▶ _TASK STATEMENT_: How many lines in the records below hold the string "name"? Answer with the number alone.

▶ _AVAILABLE RECORDS_:
╔══

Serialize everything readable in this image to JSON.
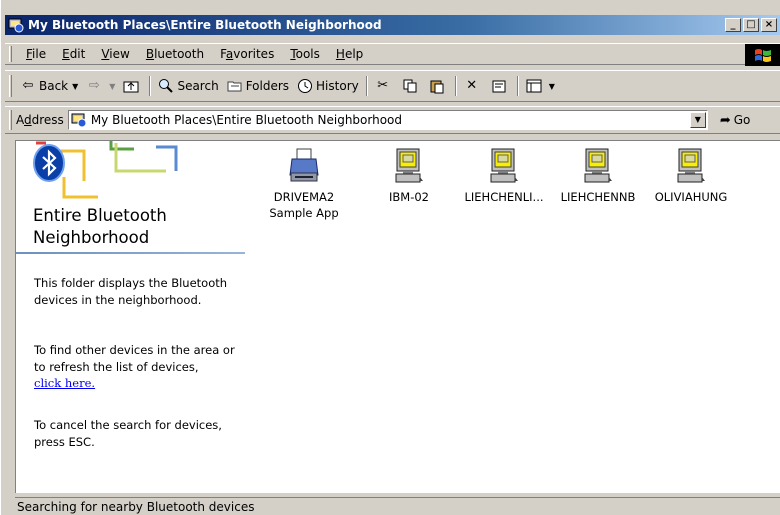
{
  "window": {
    "title": "My Bluetooth Places\\Entire Bluetooth Neighborhood",
    "controls": {
      "minimize": "_",
      "maximize": "□",
      "close": "×"
    }
  },
  "menubar": {
    "items": [
      {
        "label": "File",
        "accel": "F",
        "rest": "ile"
      },
      {
        "label": "Edit",
        "accel": "E",
        "rest": "dit"
      },
      {
        "label": "View",
        "accel": "V",
        "rest": "iew"
      },
      {
        "label": "Bluetooth",
        "accel": "B",
        "rest": "luetooth"
      },
      {
        "label": "Favorites",
        "accel": "a",
        "pre": "F",
        "rest": "vorites"
      },
      {
        "label": "Tools",
        "accel": "T",
        "rest": "ools"
      },
      {
        "label": "Help",
        "accel": "H",
        "rest": "elp"
      }
    ]
  },
  "toolbar": {
    "back": "Back",
    "search": "Search",
    "folders": "Folders",
    "history": "History"
  },
  "address": {
    "label_accel": "d",
    "label_pre": "A",
    "label_rest": "dress",
    "value": "My Bluetooth Places\\Entire Bluetooth Neighborhood",
    "go": "Go"
  },
  "panel": {
    "title": "Entire Bluetooth Neighborhood",
    "desc": "This folder displays the Bluetooth devices in the neighborhood.",
    "refresh": "To find other devices in the area or to refresh the list of devices,",
    "link": "click here.",
    "cancel": "To cancel the search for devices, press ESC."
  },
  "devices": [
    {
      "name": "DRIVEMA2 Sample App",
      "icon": "printer-icon"
    },
    {
      "name": "IBM-02",
      "icon": "computer-icon"
    },
    {
      "name": "LIEHCHENLI...",
      "icon": "computer-icon"
    },
    {
      "name": "LIEHCHENNB",
      "icon": "computer-icon"
    },
    {
      "name": "OLIVIAHUNG",
      "icon": "computer-icon"
    }
  ],
  "status": "Searching for nearby Bluetooth devices",
  "colors": {
    "title_start": "#0a246a",
    "title_end": "#a6caf0",
    "face": "#d4d0c8",
    "link": "#0000ee",
    "bluetooth": "#0a3fa8"
  }
}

╚══

▶ _TASK SOLUTION_: 5